=== Data lines ===

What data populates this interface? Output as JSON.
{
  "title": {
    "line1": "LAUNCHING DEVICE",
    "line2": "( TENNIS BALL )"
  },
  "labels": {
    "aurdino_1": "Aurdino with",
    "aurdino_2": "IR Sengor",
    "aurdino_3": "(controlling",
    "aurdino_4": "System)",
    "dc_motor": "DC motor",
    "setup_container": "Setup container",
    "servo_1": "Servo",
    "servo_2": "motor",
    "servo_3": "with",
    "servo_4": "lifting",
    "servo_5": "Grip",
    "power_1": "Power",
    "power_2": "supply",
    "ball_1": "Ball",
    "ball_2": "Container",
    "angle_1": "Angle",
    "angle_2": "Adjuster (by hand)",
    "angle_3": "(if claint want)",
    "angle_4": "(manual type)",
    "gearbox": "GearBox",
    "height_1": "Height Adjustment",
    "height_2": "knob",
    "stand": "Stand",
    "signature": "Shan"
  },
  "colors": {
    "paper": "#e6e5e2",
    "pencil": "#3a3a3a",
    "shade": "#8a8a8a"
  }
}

===

Transcribe the whole listing with nothing added or left out.

What data populates this interface? Output as JSON.
{
  "title": {
    "line1": "LAUNCHING DEVICE",
    "line2": "( TENNIS BALL )"
  },
  "labels": {
    "aurdino_1": "Aurdino with",
    "aurdino_2": "IR Sengor",
    "aurdino_3": "(controlling",
    "aurdino_4": "System)",
    "dc_motor": "DC motor",
    "setup_container": "Setup container",
    "servo_1": "Servo",
    "servo_2": "motor",
    "servo_3": "with",
    "servo_4": "lifting",
    "servo_5": "Grip",
    "power_1": "Power",
    "power_2": "supply",
    "ball_1": "Ball",
    "ball_2": "Container",
    "angle_1": "Angle",
    "angle_2": "Adjuster (by hand)",
    "angle_3": "(if claint want)",
    "angle_4": "(manual type)",
    "gearbox": "GearBox",
    "height_1": "Height Adjustment",
    "height_2": "knob",
    "stand": "Stand",
    "signature": "Shan"
  },
  "colors": {
    "paper": "#e6e5e2",
    "pencil": "#3a3a3a",
    "shade": "#8a8a8a"
  }
}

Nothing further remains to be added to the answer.